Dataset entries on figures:
-- start --
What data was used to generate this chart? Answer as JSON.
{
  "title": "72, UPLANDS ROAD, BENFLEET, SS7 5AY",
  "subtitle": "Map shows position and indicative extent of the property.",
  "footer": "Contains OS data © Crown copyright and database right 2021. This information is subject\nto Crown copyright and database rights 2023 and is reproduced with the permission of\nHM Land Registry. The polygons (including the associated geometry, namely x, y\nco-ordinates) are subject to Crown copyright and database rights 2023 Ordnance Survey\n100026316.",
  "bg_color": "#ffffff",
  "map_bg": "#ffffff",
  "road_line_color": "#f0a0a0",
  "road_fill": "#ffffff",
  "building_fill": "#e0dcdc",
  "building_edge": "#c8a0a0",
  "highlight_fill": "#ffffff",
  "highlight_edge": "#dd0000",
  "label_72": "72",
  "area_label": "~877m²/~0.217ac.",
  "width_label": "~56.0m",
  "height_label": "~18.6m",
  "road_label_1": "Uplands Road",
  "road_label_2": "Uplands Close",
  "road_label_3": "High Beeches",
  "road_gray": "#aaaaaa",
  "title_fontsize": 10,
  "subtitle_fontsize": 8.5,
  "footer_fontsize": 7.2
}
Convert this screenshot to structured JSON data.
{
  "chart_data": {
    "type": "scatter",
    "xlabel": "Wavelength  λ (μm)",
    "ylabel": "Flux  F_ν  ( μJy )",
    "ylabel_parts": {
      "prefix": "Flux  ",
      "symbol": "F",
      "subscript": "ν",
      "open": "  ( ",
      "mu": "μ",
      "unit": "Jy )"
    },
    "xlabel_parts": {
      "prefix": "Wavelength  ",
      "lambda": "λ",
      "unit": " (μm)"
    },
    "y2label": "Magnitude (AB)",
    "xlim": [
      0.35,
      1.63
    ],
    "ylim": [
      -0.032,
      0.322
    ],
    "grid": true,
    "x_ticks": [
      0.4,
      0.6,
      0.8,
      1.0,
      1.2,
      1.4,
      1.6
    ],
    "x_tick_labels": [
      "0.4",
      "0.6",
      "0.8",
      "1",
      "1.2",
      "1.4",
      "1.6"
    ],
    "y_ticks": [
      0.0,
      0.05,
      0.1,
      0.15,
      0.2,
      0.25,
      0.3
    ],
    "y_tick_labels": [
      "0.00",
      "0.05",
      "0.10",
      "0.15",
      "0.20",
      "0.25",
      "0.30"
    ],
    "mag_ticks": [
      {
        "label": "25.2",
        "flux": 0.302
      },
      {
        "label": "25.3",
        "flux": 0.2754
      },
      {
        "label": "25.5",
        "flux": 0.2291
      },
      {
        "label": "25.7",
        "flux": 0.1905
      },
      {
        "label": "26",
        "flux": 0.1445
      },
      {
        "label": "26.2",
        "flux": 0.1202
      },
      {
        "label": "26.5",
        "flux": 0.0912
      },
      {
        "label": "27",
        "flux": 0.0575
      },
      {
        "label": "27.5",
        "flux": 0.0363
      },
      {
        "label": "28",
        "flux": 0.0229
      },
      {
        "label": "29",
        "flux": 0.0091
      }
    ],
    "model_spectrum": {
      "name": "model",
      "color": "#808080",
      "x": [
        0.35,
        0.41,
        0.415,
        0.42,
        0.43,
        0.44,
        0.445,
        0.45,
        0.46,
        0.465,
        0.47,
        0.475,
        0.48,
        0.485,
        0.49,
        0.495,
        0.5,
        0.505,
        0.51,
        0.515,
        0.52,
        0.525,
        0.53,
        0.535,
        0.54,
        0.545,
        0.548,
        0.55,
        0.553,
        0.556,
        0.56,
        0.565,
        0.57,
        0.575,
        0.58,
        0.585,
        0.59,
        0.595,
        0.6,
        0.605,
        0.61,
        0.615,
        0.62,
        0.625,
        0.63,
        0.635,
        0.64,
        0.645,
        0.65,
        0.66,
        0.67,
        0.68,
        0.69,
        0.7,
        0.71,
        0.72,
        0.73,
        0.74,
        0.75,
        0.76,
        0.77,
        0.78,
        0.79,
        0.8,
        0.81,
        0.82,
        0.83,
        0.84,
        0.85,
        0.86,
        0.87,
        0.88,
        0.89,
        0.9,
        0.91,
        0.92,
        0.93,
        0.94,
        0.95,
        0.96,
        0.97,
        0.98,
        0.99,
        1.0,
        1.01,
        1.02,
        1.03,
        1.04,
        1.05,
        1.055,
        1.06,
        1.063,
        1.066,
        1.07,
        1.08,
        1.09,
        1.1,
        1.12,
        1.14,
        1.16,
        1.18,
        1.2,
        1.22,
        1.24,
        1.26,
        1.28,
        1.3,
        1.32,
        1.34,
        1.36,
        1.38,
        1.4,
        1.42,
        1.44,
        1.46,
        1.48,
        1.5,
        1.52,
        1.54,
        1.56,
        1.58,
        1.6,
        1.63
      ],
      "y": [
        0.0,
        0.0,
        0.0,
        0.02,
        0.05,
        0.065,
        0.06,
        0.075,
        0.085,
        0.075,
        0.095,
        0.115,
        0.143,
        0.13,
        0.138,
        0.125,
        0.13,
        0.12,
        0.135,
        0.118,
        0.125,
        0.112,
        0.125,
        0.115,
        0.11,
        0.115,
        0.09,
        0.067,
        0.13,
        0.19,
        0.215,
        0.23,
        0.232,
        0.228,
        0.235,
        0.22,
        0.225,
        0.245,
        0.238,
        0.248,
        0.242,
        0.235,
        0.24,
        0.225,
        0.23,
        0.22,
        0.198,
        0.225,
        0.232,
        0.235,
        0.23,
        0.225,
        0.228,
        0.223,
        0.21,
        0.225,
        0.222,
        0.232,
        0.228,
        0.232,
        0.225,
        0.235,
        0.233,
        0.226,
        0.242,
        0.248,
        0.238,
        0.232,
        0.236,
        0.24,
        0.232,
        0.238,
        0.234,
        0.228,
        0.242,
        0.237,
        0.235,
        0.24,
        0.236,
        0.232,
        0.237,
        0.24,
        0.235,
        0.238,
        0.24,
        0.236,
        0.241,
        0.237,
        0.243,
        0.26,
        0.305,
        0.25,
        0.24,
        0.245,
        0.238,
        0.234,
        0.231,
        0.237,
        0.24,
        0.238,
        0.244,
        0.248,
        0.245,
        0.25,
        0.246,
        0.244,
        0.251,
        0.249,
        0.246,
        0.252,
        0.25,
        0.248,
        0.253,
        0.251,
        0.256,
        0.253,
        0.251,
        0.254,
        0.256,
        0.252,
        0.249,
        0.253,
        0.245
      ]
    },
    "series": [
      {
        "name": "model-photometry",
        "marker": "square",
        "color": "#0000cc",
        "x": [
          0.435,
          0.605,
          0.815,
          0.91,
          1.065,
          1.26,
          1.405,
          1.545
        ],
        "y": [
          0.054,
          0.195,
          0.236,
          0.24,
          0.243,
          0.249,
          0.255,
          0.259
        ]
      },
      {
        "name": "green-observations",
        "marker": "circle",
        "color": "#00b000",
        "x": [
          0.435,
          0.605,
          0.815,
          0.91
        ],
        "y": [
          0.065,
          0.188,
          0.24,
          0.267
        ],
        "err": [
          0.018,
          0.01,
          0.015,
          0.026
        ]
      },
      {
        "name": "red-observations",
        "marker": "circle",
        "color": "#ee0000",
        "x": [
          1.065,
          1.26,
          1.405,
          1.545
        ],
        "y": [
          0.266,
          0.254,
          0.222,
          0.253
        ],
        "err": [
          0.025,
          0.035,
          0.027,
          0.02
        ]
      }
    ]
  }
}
-- end --
=== PROBLEM TO WORK ON ===
Identify the lines of the entries containing the string "JSON". Copy each such line.

=== OUTPUT ===
What data was used to generate this chart? Answer as JSON.
Convert this screenshot to structured JSON data.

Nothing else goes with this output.